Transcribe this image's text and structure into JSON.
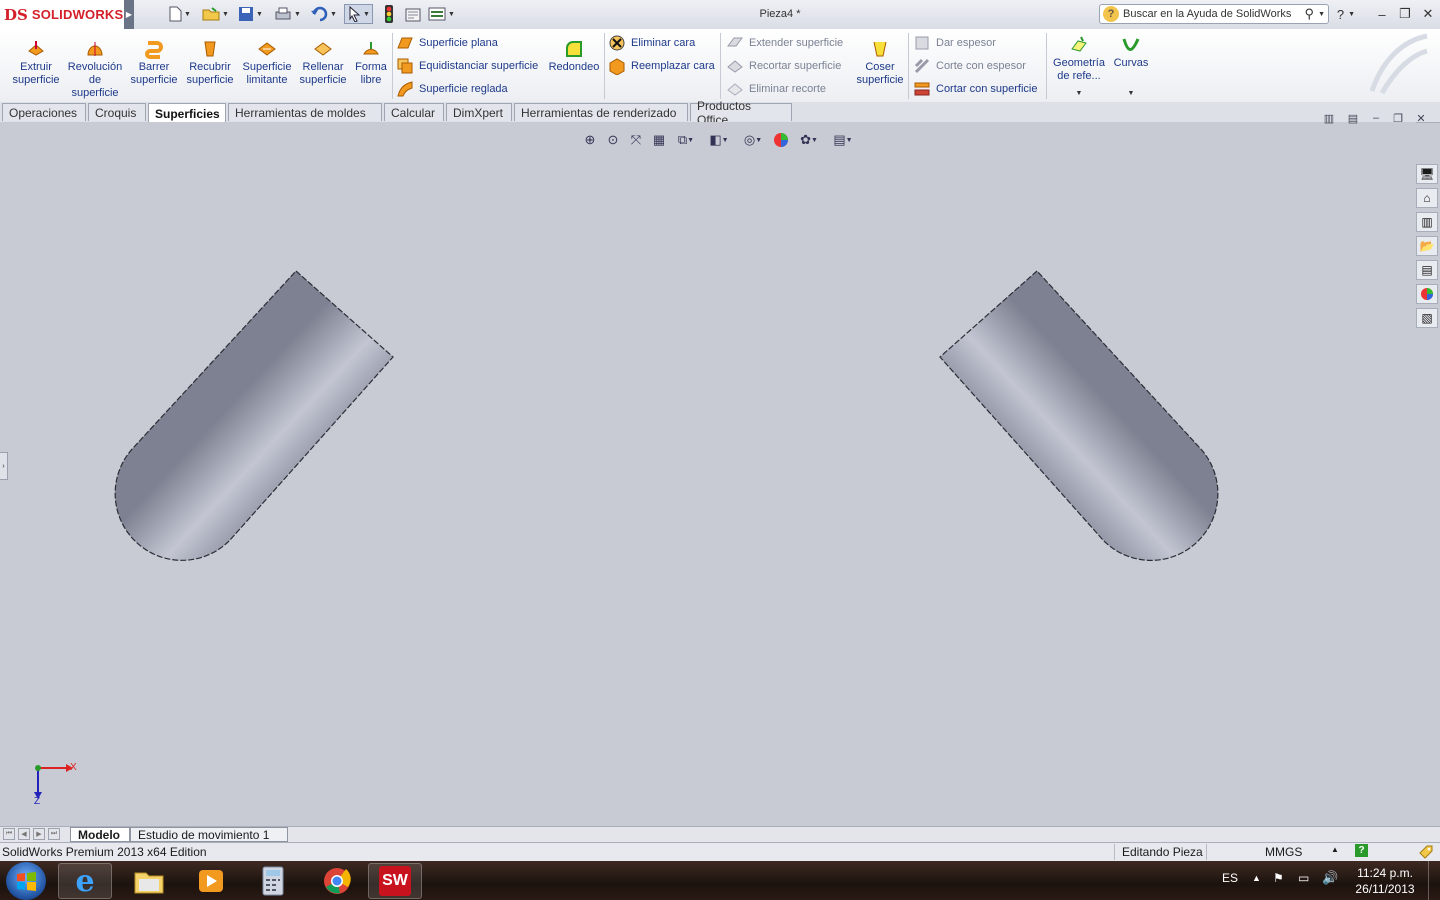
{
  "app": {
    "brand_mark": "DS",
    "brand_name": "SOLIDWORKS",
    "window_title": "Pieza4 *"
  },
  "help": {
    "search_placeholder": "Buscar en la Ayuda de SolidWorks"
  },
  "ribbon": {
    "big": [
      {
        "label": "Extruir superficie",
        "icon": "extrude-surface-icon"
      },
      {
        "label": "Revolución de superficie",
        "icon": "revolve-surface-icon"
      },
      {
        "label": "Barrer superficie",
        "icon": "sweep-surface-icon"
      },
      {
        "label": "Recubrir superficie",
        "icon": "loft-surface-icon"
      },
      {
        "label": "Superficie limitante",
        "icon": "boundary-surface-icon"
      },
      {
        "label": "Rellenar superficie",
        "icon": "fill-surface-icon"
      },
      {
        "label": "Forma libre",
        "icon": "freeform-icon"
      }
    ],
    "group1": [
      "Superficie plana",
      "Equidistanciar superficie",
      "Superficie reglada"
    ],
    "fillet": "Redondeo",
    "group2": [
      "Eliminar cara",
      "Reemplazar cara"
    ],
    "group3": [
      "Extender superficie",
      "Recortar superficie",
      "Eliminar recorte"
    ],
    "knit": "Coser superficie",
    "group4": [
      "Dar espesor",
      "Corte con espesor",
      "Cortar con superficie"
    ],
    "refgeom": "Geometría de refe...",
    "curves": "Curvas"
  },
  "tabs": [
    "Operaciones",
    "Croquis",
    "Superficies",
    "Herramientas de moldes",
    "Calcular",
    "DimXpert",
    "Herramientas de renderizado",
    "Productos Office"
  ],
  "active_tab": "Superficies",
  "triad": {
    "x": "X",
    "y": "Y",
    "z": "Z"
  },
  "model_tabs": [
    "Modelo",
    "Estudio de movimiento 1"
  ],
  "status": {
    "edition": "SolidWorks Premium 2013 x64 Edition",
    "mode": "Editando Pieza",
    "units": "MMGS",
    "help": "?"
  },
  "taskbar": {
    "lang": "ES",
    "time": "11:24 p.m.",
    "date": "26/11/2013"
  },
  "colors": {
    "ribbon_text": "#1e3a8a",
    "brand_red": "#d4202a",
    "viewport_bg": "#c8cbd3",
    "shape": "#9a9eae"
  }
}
____________
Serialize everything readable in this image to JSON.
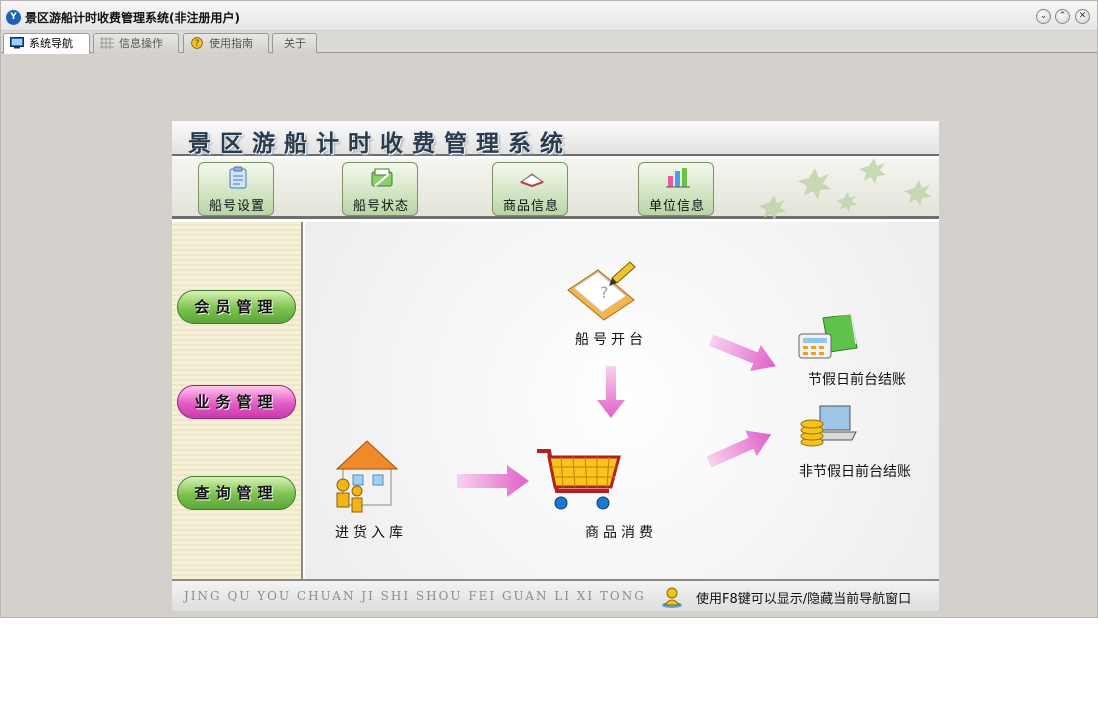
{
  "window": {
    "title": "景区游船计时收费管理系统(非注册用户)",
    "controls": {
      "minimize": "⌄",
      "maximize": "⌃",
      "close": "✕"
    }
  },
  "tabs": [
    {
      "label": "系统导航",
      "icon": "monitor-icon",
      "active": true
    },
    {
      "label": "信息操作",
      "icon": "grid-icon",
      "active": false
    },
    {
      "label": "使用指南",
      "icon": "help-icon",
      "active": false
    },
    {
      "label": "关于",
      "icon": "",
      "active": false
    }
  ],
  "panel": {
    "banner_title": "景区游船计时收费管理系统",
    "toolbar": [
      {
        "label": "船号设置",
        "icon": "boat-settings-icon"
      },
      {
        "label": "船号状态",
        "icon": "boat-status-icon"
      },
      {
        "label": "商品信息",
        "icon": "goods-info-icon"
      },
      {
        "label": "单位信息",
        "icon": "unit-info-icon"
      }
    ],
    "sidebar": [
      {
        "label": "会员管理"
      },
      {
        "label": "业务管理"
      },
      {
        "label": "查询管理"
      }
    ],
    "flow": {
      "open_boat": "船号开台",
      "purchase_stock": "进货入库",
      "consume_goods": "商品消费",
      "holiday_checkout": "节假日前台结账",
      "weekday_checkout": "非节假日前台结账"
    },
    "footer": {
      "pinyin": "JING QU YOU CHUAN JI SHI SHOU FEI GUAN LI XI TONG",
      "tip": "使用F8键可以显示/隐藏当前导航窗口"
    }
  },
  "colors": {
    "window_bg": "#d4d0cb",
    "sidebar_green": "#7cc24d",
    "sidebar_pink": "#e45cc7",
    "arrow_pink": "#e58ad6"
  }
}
____________
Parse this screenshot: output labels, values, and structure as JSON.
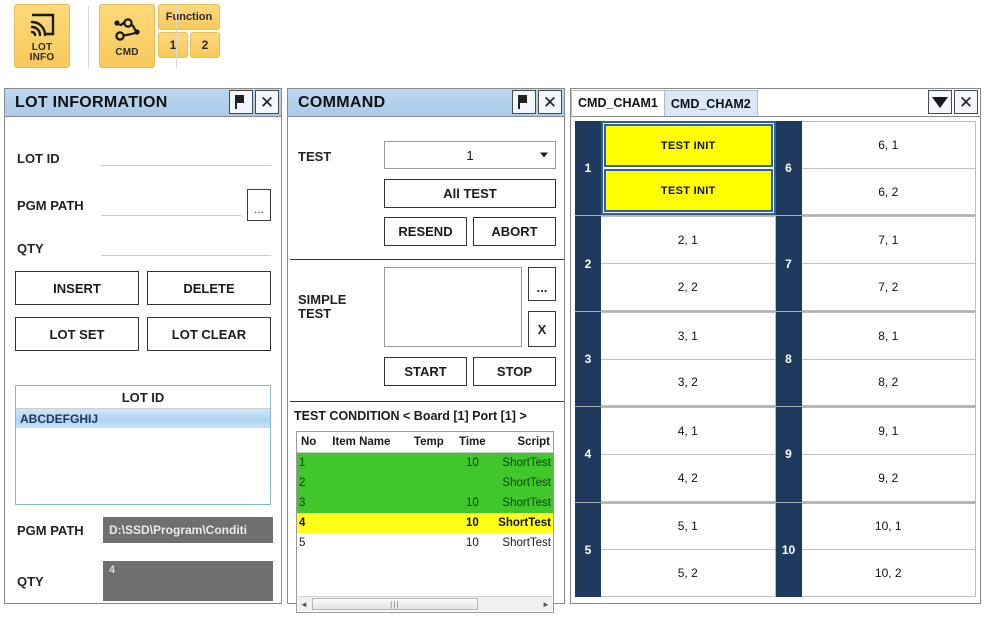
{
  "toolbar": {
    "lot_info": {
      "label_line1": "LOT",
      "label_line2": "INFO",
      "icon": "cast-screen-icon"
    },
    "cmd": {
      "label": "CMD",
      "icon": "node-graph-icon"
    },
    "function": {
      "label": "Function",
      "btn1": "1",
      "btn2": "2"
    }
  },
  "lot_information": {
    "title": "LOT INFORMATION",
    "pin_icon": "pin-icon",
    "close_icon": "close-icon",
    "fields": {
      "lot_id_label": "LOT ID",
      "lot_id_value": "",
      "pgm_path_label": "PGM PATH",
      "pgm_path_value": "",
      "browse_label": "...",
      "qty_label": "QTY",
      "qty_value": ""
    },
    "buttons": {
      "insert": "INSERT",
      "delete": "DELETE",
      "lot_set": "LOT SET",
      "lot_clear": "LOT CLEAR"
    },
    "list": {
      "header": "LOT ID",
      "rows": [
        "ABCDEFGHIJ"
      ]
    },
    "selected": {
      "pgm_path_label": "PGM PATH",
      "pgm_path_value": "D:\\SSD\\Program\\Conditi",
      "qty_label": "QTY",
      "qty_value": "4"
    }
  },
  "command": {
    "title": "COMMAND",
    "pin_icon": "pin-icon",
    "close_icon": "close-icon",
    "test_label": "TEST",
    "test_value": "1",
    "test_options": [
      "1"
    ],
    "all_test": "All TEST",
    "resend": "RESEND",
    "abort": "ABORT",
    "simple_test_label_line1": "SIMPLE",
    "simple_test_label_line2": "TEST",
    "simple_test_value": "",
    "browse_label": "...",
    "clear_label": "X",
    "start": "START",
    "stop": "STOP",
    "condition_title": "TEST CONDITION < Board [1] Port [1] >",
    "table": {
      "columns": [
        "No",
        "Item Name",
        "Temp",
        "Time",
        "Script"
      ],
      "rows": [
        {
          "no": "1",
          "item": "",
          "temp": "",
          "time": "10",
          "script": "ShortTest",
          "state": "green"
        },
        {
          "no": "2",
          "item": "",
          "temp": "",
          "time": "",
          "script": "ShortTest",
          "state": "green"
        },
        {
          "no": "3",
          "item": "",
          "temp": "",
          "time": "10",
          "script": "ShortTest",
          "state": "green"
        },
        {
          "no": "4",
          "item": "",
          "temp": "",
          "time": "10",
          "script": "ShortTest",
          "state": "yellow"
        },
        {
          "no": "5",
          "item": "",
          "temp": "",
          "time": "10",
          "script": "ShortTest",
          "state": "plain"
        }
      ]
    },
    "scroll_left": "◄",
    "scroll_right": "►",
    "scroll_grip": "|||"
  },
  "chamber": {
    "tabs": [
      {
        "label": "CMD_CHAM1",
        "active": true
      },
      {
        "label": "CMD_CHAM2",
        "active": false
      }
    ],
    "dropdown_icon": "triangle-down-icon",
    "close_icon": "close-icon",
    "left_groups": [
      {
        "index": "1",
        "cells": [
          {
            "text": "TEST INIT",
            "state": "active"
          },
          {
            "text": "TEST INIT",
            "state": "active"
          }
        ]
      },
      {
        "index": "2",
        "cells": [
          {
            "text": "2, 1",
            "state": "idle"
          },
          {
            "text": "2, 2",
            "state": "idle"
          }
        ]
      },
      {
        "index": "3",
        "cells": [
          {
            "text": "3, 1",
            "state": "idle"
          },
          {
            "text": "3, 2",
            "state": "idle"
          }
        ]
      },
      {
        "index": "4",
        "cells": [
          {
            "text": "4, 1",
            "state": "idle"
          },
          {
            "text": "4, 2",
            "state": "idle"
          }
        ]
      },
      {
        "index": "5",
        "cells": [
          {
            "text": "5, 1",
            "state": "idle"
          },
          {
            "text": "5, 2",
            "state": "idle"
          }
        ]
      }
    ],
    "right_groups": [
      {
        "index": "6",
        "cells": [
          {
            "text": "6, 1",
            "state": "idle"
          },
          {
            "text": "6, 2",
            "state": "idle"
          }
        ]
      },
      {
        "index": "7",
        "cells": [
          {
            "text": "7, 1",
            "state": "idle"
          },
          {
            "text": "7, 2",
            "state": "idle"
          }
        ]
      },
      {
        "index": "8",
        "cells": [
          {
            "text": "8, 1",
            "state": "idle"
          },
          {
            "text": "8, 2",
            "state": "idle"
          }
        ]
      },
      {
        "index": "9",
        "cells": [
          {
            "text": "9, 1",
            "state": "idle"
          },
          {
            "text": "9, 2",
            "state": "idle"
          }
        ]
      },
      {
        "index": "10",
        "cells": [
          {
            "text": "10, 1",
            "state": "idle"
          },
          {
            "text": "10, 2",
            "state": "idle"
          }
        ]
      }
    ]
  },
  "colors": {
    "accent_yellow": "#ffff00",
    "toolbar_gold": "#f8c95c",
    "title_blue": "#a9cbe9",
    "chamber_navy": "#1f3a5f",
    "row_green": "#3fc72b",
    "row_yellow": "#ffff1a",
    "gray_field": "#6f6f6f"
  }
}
____________
What is being asked> Take every line that includes the string "Herramientas" and copy it.

Final answer>
    "Herramientas de moldes",
    "Herramientas de renderizado",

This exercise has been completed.